- Directive: Repeat the lines that follow, leaving nothing out.

[Records from a dataset]

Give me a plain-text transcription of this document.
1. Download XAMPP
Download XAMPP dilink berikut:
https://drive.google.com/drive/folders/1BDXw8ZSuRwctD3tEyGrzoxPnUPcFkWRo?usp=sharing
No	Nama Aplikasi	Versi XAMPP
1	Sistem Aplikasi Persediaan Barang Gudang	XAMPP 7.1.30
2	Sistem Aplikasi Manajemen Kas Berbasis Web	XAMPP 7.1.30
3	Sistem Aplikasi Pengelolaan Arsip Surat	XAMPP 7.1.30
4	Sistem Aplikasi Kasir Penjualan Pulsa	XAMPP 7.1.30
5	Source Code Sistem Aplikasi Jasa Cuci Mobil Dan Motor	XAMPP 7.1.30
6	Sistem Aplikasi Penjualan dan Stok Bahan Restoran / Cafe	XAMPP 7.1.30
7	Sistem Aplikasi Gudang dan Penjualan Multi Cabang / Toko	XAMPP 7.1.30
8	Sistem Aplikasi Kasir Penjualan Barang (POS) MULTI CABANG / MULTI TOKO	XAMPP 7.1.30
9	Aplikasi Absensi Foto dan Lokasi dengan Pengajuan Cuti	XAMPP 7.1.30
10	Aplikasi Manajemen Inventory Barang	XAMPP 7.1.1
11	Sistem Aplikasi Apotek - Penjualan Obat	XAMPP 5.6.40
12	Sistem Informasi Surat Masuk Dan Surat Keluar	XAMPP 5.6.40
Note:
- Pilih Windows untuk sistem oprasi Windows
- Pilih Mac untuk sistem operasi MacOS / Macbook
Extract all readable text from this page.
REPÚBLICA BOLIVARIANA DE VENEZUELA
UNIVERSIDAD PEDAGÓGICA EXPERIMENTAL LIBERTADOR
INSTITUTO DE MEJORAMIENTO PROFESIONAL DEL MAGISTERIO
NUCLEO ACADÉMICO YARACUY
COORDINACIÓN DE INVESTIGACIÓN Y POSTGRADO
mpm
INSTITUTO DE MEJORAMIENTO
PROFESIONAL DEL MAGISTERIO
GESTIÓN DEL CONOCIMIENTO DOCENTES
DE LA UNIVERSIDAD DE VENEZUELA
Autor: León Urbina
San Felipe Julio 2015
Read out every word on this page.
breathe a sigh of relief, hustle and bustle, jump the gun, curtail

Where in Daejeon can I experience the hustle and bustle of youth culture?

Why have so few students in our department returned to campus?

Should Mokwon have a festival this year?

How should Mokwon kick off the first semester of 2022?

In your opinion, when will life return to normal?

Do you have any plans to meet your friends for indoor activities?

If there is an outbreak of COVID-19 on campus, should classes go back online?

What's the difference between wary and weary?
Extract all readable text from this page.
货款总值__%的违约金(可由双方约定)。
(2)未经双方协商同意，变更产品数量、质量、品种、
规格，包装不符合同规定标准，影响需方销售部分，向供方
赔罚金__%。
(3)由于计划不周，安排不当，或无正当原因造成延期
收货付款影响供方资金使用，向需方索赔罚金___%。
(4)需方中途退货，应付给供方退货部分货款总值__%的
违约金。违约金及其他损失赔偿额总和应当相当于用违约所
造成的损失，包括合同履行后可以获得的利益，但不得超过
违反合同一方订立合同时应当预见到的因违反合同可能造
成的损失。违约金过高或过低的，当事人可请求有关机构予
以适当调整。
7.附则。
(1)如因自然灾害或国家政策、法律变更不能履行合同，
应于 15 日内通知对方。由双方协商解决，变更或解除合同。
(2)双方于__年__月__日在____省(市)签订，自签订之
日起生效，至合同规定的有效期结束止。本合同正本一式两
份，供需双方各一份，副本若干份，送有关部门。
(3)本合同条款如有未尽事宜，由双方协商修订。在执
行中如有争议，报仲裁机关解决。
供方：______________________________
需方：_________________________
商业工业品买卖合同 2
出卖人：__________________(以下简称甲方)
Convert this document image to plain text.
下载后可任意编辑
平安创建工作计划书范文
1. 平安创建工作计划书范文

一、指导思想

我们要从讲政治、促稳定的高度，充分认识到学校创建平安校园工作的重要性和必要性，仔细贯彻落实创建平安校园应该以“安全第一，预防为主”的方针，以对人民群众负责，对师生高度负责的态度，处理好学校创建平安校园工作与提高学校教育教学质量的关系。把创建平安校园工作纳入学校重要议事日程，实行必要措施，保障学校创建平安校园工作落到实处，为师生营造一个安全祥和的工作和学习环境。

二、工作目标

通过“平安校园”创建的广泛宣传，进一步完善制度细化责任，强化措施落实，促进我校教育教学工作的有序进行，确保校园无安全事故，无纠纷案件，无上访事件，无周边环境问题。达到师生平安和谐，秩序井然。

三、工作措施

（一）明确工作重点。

- Answer for this exercise:
Give me a plain-text transcription of this document.
1. Download XAMPP
Download XAMPP dilink berikut:
https://drive.google.com/drive/folders/1BDXw8ZSuRwctD3tEyGrzoxPnUPcFkWRo?usp=sharing
No	Nama Aplikasi	Versi XAMPP
1	Sistem Aplikasi Persediaan Barang Gudang	XAMPP 7.1.30
2	Sistem Aplikasi Manajemen Kas Berbasis Web	XAMPP 7.1.30
3	Sistem Aplikasi Pengelolaan Arsip Surat	XAMPP 7.1.30
4	Sistem Aplikasi Kasir Penjualan Pulsa	XAMPP 7.1.30
5	Source Code Sistem Aplikasi Jasa Cuci Mobil Dan Motor	XAMPP 7.1.30
6	Sistem Aplikasi Penjualan dan Stok Bahan Restoran / Cafe	XAMPP 7.1.30
7	Sistem Aplikasi Gudang dan Penjualan Multi Cabang / Toko	XAMPP 7.1.30
8	Sistem Aplikasi Kasir Penjualan Barang (POS) MULTI CABANG / MULTI TOKO	XAMPP 7.1.30
9	Aplikasi Absensi Foto dan Lokasi dengan Pengajuan Cuti	XAMPP 7.1.30
10	Aplikasi Manajemen Inventory Barang	XAMPP 7.1.1
11	Sistem Aplikasi Apotek - Penjualan Obat	XAMPP 5.6.40
12	Sistem Informasi Surat Masuk Dan Surat Keluar	XAMPP 5.6.40
Note:
- Pilih Windows untuk sistem oprasi Windows
- Pilih Mac untuk sistem operasi MacOS / Macbook
Extract all readable text from this page.
REPÚBLICA BOLIVARIANA DE VENEZUELA
UNIVERSIDAD PEDAGÓGICA EXPERIMENTAL LIBERTADOR
INSTITUTO DE MEJORAMIENTO PROFESIONAL DEL MAGISTERIO
NUCLEO ACADÉMICO YARACUY
COORDINACIÓN DE INVESTIGACIÓN Y POSTGRADO
mpm
INSTITUTO DE MEJORAMIENTO
PROFESIONAL DEL MAGISTERIO
GESTIÓN DEL CONOCIMIENTO DOCENTES
DE LA UNIVERSIDAD DE VENEZUELA
Autor: León Urbina
San Felipe Julio 2015
Read out every word on this page.
breathe a sigh of relief, hustle and bustle, jump the gun, curtail

Where in Daejeon can I experience the hustle and bustle of youth culture?

Why have so few students in our department returned to campus?

Should Mokwon have a festival this year?

How should Mokwon kick off the first semester of 2022?

In your opinion, when will life return to normal?

Do you have any plans to meet your friends for indoor activities?

If there is an outbreak of COVID-19 on campus, should classes go back online?

What's the difference between wary and weary?
Extract all readable text from this page.
货款总值__%的违约金(可由双方约定)。
(2)未经双方协商同意，变更产品数量、质量、品种、
规格，包装不符合同规定标准，影响需方销售部分，向供方
赔罚金__%。
(3)由于计划不周，安排不当，或无正当原因造成延期
收货付款影响供方资金使用，向需方索赔罚金___%。
(4)需方中途退货，应付给供方退货部分货款总值__%的
违约金。违约金及其他损失赔偿额总和应当相当于用违约所
造成的损失，包括合同履行后可以获得的利益，但不得超过
违反合同一方订立合同时应当预见到的因违反合同可能造
成的损失。违约金过高或过低的，当事人可请求有关机构予
以适当调整。
7.附则。
(1)如因自然灾害或国家政策、法律变更不能履行合同，
应于 15 日内通知对方。由双方协商解决，变更或解除合同。
(2)双方于__年__月__日在____省(市)签订，自签订之
日起生效，至合同规定的有效期结束止。本合同正本一式两
份，供需双方各一份，副本若干份，送有关部门。
(3)本合同条款如有未尽事宜，由双方协商修订。在执
行中如有争议，报仲裁机关解决。
供方：______________________________
需方：_________________________
商业工业品买卖合同 2
出卖人：__________________(以下简称甲方)
Convert this document image to plain text.
下载后可任意编辑
平安创建工作计划书范文
1. 平安创建工作计划书范文

一、指导思想

我们要从讲政治、促稳定的高度，充分认识到学校创建平安校园工作的重要性和必要性，仔细贯彻落实创建平安校园应该以“安全第一，预防为主”的方针，以对人民群众负责，对师生高度负责的态度，处理好学校创建平安校园工作与提高学校教育教学质量的关系。把创建平安校园工作纳入学校重要议事日程，实行必要措施，保障学校创建平安校园工作落到实处，为师生营造一个安全祥和的工作和学习环境。

二、工作目标

通过“平安校园”创建的广泛宣传，进一步完善制度细化责任，强化措施落实，促进我校教育教学工作的有序进行，确保校园无安全事故，无纠纷案件，无上访事件，无周边环境问题。达到师生平安和谐，秩序井然。

三、工作措施

（一）明确工作重点。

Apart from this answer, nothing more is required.